_What is expected_
Pull each line holding "text" out of the entries below.

_Records_
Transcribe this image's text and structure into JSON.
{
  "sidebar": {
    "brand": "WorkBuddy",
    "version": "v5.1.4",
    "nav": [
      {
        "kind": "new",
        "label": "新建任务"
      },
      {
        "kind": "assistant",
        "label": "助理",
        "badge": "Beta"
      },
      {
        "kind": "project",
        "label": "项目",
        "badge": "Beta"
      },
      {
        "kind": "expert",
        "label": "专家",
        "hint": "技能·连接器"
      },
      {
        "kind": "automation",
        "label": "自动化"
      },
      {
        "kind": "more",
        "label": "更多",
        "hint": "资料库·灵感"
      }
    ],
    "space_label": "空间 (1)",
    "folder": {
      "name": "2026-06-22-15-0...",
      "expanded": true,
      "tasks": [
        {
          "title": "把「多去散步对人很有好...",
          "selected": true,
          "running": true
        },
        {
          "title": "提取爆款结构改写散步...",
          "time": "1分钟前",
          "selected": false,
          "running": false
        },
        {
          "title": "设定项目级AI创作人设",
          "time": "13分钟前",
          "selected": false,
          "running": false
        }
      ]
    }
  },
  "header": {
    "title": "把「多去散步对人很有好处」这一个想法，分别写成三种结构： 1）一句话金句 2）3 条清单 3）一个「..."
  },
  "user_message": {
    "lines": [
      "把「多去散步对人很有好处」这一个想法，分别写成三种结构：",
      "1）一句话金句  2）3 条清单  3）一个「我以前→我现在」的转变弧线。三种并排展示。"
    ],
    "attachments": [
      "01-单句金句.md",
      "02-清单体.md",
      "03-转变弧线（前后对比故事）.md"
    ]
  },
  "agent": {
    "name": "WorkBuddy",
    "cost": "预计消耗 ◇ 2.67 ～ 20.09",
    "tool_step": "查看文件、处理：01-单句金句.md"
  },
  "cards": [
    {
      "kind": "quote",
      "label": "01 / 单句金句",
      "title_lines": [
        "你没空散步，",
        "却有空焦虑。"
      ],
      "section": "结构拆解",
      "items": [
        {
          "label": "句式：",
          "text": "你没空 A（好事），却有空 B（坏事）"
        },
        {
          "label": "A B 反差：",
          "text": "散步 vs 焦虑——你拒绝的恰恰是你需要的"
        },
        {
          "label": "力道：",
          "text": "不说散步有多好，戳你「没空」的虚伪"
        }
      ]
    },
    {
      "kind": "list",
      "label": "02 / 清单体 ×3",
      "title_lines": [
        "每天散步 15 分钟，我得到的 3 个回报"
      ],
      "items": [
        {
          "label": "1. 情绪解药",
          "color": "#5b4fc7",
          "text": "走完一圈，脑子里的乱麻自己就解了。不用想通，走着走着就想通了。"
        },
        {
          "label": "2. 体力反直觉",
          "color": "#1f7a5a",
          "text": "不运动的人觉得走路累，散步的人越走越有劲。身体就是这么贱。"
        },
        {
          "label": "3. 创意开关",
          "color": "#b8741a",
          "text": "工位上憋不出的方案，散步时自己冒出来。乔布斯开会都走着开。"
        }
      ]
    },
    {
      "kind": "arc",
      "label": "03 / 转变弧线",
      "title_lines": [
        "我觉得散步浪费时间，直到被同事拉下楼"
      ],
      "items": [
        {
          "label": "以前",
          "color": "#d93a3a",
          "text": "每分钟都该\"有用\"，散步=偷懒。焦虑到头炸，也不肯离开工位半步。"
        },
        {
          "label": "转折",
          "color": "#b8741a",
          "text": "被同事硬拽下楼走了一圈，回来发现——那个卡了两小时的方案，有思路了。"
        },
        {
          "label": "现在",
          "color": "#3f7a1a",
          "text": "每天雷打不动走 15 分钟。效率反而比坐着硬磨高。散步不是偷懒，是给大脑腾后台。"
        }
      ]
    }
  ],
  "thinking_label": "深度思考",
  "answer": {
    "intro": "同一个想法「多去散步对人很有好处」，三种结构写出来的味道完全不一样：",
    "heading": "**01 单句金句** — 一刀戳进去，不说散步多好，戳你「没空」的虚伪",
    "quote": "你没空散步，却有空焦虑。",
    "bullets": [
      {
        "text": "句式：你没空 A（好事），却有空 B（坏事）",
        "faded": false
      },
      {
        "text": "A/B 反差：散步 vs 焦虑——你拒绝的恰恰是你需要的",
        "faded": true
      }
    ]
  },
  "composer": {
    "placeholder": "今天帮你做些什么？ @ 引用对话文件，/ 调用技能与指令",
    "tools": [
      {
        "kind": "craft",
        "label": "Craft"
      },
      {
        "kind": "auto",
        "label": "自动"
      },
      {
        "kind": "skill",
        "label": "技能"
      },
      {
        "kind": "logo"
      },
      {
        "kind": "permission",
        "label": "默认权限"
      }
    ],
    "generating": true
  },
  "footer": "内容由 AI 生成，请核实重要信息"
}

_Expected answer_
Transcribe this image's text and structure into JSON.
          "text": "你没空 A（好事），却有空 B（坏事）"
          "text": "散步 vs 焦虑——你拒绝的恰恰是你需要的"
          "text": "不说散步有多好，戳你「没空」的虚伪"
          "text": "走完一圈，脑子里的乱麻自己就解了。不用想通，走着走着就想通了。"
          "text": "不运动的人觉得走路累，散步的人越走越有劲。身体就是这么贱。"
          "text": "工位上憋不出的方案，散步时自己冒出来。乔布斯开会都走着开。"
          "text": "每分钟都该\"有用\"，散步=偷懒。焦虑到头炸，也不肯离开工位半步。"
          "text": "被同事硬拽下楼走了一圈，回来发现——那个卡了两小时的方案，有思路了。"
          "text": "每天雷打不动走 15 分钟。效率反而比坐着硬磨高。散步不是偷懒，是给大脑腾后台。"
        "text": "句式：你没空 A（好事），却有空 B（坏事）",
        "text": "A/B 反差：散步 vs 焦虑——你拒绝的恰恰是你需要的",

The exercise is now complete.